Chile: South America’s Copper Country
Wine exports and the fisheries trade supplement revenues from selling commodities
When Isabel Allende, Chile’s most famous literary export, writes about her spindle-shaped country as a “land of mystery and magic,” it is easy to believe her.
Chile has the driest desert in the world along with enormous glaciers, fjords, beaches, volcanoes, as well as spouting geysers. It is also one of the slimmest countries in the world — 2650 miles long and just 221 miles wide at its widest point. Indeed, this unique geographical shape has inspired many a poet to call it ‘the slender lady.’ Imposing natural barriers mark the nation’s boundaries — the Atacama Desert separates the country from Peru in the north, the Andes Mountains create a frontier with Bolivia and Argentina to the east, and the chilly waters of the Drake Sea point to Chile’s proximity with Antarctica in the south. The expanse of the Pacific Ocean to the west completes the country’s geographic diversity.
A land of spectacular beauty, Chile today is on the threshold of a brave new emergence, having moved away from the excesses of the dark days of dictatorship. Thanks to far-reaching social changes and economic expansion, as well as an abundance of natural resources, the country is already considered an emerging leader in the region and is looking to play a greater role on the world stage.
Chile’s geographical peculiarities and remoteness are a matter of pride and identification for its people. The very word ‘Chile’ is said to be derived from the native Aymará word ‘chilli’ meaning “the land where the earth ends,” and this sense of physical isolation is often glorified in popular legends.

▶ Items:
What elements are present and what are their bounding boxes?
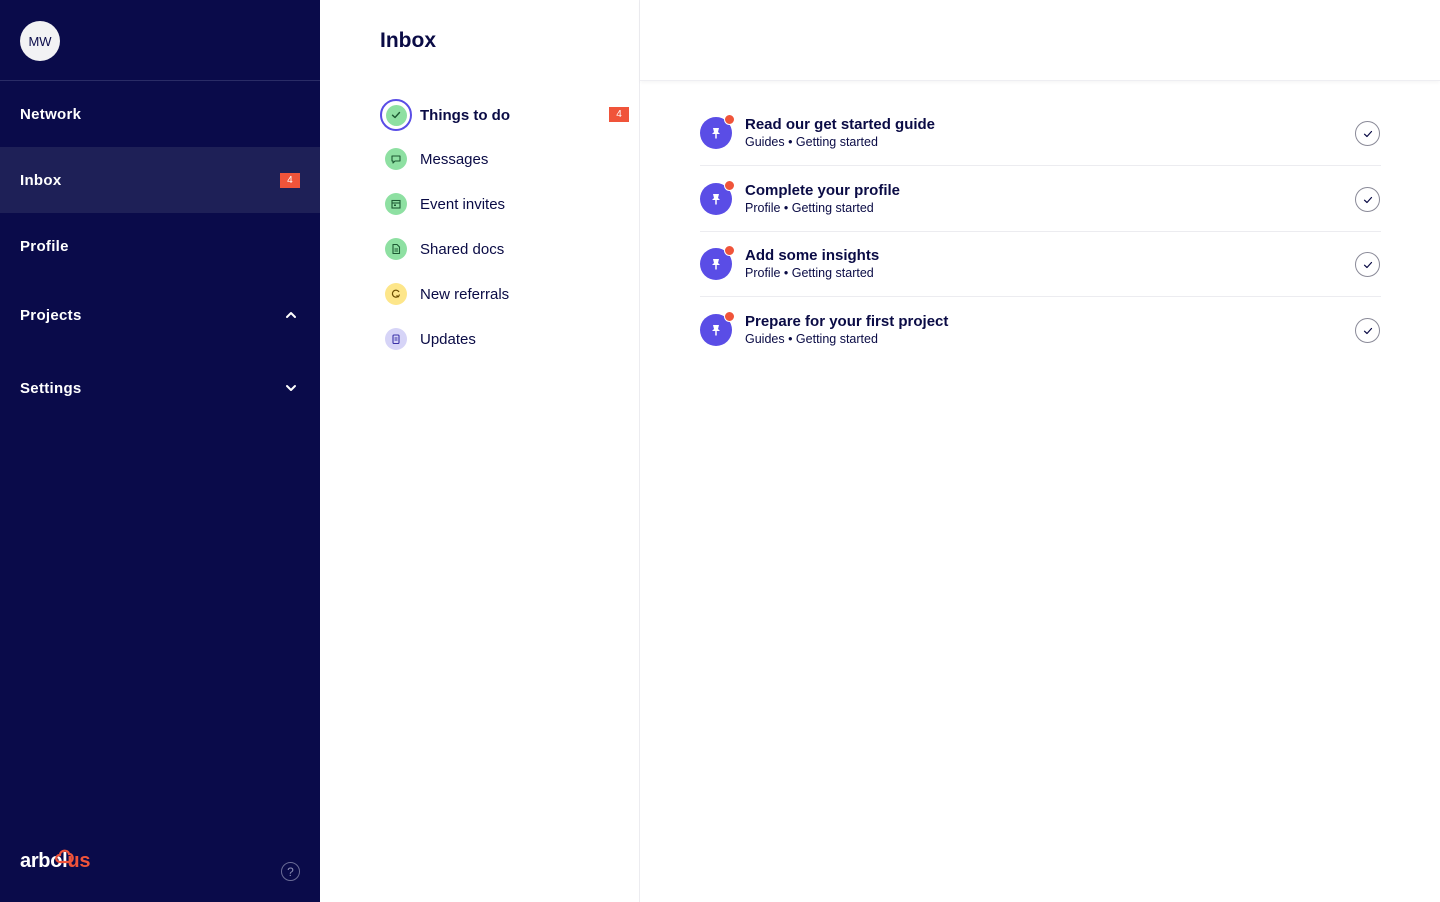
category-label: Event invites [420, 195, 506, 213]
list-item[interactable]: Add some insights Profile • Getting star… [700, 231, 1381, 297]
complete-task-button[interactable] [1355, 252, 1380, 277]
unread-dot [724, 245, 735, 256]
task-title: Read our get started guide [745, 116, 936, 133]
sidebar-header: MW [0, 0, 320, 81]
list-item[interactable]: Complete your profile Profile • Getting … [700, 166, 1381, 232]
help-icon[interactable]: ? [281, 862, 300, 881]
category-messages[interactable]: Messages [380, 143, 630, 175]
tree-icon [55, 849, 74, 864]
check-icon [1363, 261, 1372, 268]
sidebar-item-settings[interactable]: Settings [0, 351, 320, 425]
check-icon [1363, 327, 1372, 334]
complete-task-button[interactable] [1355, 187, 1380, 212]
referral-icon [385, 283, 407, 305]
task-title: Add some insights [745, 247, 880, 264]
chevron-up-icon[interactable] [284, 308, 298, 322]
task-meta: Profile • Getting started [745, 266, 874, 280]
task-meta: Profile • Getting started [745, 201, 874, 215]
content-header [640, 0, 1440, 81]
sidebar-item-label: Profile [20, 237, 69, 255]
list-item[interactable]: Prepare for your first project Guides • … [700, 297, 1381, 363]
unread-dot [724, 180, 735, 191]
task-title: Prepare for your first project [745, 313, 949, 330]
category-event-invites[interactable]: Event invites [380, 188, 630, 220]
list-item[interactable]: Read our get started guide Guides • Gett… [700, 100, 1381, 166]
complete-task-button[interactable] [1355, 121, 1380, 146]
sidebar-item-projects[interactable]: Projects [0, 279, 320, 351]
unread-dot [724, 114, 735, 125]
complete-task-button[interactable] [1355, 318, 1380, 343]
category-label: Things to do [420, 106, 510, 124]
chevron-down-icon[interactable] [284, 381, 298, 395]
chat-icon [385, 148, 407, 170]
sidebar-item-inbox[interactable]: Inbox 4 [0, 147, 320, 213]
task-meta: Guides • Getting started [745, 332, 878, 346]
category-label: Messages [420, 150, 489, 168]
category-updates[interactable]: Updates [380, 323, 630, 355]
check-icon [385, 104, 407, 126]
sidebar-item-label: Projects [20, 306, 82, 324]
inbox-count-badge: 4 [280, 172, 300, 188]
category-label: Updates [420, 330, 476, 348]
sidebar-item-profile[interactable]: Profile [0, 213, 320, 279]
calendar-icon [385, 193, 407, 215]
sidebar-item-label: Network [20, 105, 82, 123]
page-title: Inbox [380, 29, 436, 52]
task-meta: Guides • Getting started [745, 135, 878, 149]
category-label: New referrals [420, 285, 510, 303]
avatar[interactable]: MW [20, 21, 60, 61]
category-label: Shared docs [420, 240, 505, 258]
task-title: Complete your profile [745, 182, 901, 199]
sidebar: MW Network Inbox 4 Profile Projects Sett… [0, 0, 320, 902]
category-new-referrals[interactable]: New referrals [380, 278, 630, 310]
unread-dot [724, 311, 735, 322]
sidebar-item-network[interactable]: Network [0, 81, 320, 147]
things-to-do-count-badge: 4 [609, 107, 629, 122]
category-shared-docs[interactable]: Shared docs [380, 233, 630, 265]
category-things-to-do[interactable]: Things to do [380, 99, 630, 131]
inbox-categories-panel: Inbox Things to do Messages Event invite… [320, 0, 640, 902]
check-icon [1363, 130, 1372, 137]
sidebar-item-label: Inbox [20, 171, 62, 189]
sidebar-item-label: Settings [20, 379, 82, 397]
arbolus-logo: arbol us [20, 849, 91, 872]
check-icon [1363, 196, 1372, 203]
clipboard-icon [385, 328, 407, 350]
document-icon [385, 238, 407, 260]
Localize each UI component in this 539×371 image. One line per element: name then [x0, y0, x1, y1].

▶ Work instructions:
A) Revise the passage of the Chile profile starting at "Chile: South America’s" and ending at "to believe her.", swapping "spindle-shaped" for "ribbon-shaped".
B) According to the Chile profile, how wide is the country at its widest point?
Rely only on the Chile profile when completing this work.

▶ Response list:
A)
Chile: South America’s Copper Country
Wine exports and the fisheries trade supplement revenues from selling commodities
When Isabel Allende, Chile’s most famous literary export, writes about her ribbon-shaped country as a “land of mystery and magic,” it is easy to believe her.

B) 221 miles